-- WHAT TO DO --
Pull out every line in the rows below that contains the word "portion".

-- EXCERPTED DATA --
######
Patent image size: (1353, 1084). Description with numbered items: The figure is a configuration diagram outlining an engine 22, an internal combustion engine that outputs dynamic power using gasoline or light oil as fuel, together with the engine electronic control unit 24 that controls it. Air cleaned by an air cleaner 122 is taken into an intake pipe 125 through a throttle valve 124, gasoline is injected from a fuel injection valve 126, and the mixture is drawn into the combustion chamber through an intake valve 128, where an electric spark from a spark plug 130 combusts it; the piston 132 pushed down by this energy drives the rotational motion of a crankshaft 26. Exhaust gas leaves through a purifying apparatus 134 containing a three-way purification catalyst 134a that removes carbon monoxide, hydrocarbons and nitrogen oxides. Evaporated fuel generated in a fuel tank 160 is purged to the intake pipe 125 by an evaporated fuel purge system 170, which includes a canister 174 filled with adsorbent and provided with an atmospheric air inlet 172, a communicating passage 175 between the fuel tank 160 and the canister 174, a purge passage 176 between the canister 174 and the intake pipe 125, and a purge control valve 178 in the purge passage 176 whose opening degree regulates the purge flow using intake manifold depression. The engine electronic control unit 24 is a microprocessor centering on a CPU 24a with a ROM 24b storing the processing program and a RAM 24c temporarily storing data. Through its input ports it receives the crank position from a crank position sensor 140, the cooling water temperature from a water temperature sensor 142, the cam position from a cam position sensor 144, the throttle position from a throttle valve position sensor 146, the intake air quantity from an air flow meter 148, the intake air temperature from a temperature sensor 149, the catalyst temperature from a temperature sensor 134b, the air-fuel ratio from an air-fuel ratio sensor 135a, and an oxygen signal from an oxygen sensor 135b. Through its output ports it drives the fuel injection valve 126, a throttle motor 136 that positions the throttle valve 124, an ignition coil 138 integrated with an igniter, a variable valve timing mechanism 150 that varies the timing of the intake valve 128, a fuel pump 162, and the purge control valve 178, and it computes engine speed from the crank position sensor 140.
######
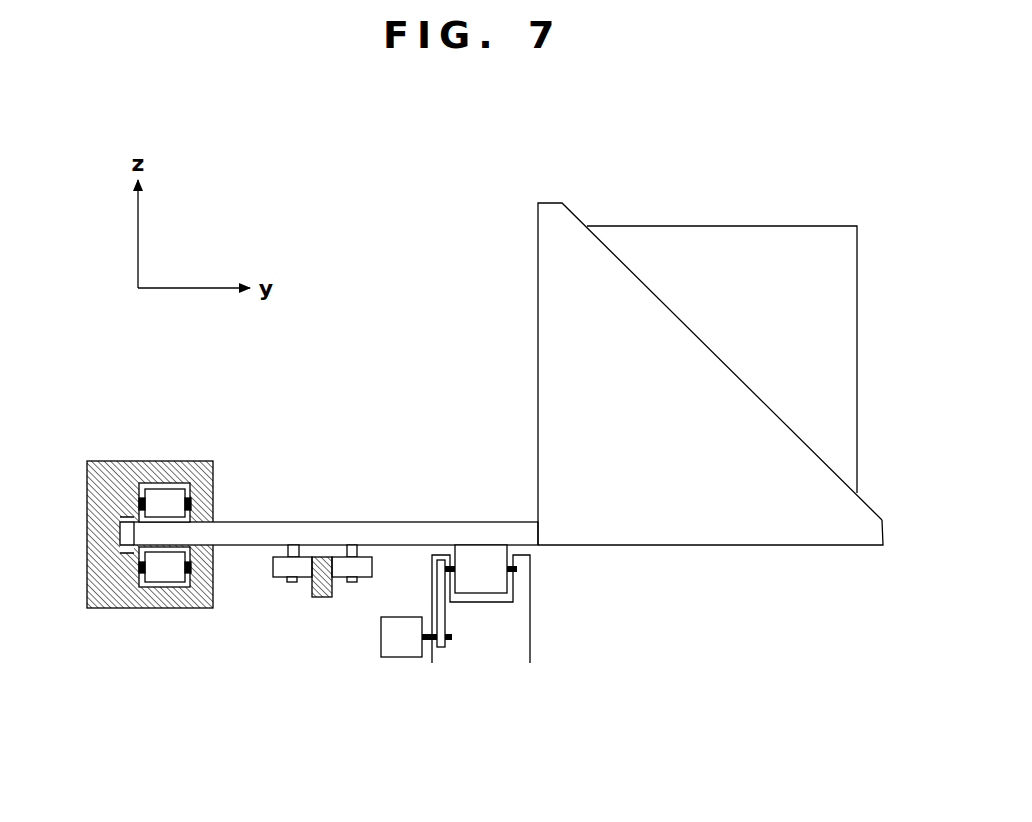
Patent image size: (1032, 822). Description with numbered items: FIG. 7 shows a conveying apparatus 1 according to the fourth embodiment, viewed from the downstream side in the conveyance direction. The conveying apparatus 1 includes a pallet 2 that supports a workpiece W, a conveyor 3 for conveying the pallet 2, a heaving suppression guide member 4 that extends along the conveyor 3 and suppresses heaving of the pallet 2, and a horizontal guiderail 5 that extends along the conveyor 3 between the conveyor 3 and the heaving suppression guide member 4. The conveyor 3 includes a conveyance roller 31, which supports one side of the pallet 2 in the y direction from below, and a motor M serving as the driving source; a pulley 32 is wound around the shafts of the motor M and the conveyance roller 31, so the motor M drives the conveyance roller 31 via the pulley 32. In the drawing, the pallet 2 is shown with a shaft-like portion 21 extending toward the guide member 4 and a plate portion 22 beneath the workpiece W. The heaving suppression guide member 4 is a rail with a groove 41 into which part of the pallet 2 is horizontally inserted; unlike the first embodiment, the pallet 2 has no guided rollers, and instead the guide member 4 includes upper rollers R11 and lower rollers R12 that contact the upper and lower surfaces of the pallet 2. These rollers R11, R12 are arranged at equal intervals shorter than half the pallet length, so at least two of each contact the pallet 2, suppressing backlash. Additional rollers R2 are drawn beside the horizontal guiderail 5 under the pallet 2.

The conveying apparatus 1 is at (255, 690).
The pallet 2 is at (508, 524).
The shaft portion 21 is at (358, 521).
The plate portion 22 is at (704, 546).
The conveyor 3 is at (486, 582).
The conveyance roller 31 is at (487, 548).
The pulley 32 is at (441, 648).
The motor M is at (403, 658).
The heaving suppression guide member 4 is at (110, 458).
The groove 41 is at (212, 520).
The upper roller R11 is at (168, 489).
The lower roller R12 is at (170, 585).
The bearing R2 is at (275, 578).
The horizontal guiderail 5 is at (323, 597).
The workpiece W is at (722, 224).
######
-- ANSWER TO THIS EXERCISE --
Patent image size: (1032, 822). Description with numbered items: FIG. 7 shows a conveying apparatus 1 according to the fourth embodiment, viewed from the downstream side in the conveyance direction. The conveying apparatus 1 includes a pallet 2 that supports a workpiece W, a conveyor 3 for conveying the pallet 2, a heaving suppression guide member 4 that extends along the conveyor 3 and suppresses heaving of the pallet 2, and a horizontal guiderail 5 that extends along the conveyor 3 between the conveyor 3 and the heaving suppression guide member 4. The conveyor 3 includes a conveyance roller 31, which supports one side of the pallet 2 in the y direction from below, and a motor M serving as the driving source; a pulley 32 is wound around the shafts of the motor M and the conveyance roller 31, so the motor M drives the conveyance roller 31 via the pulley 32. In the drawing, the pallet 2 is shown with a shaft-like portion 21 extending toward the guide member 4 and a plate portion 22 beneath the workpiece W. The heaving suppression guide member 4 is a rail with a groove 41 into which part of the pallet 2 is horizontally inserted; unlike the first embodiment, the pallet 2 has no guided rollers, and instead the guide member 4 includes upper rollers R11 and lower rollers R12 that contact the upper and lower surfaces of the pallet 2. These rollers R11, R12 are arranged at equal intervals shorter than half the pallet length, so at least two of each contact the pallet 2, suppressing backlash. Additional rollers R2 are drawn beside the horizontal guiderail 5 under the pallet 2.
The shaft portion 21 is at (358, 521).
The plate portion 22 is at (704, 546).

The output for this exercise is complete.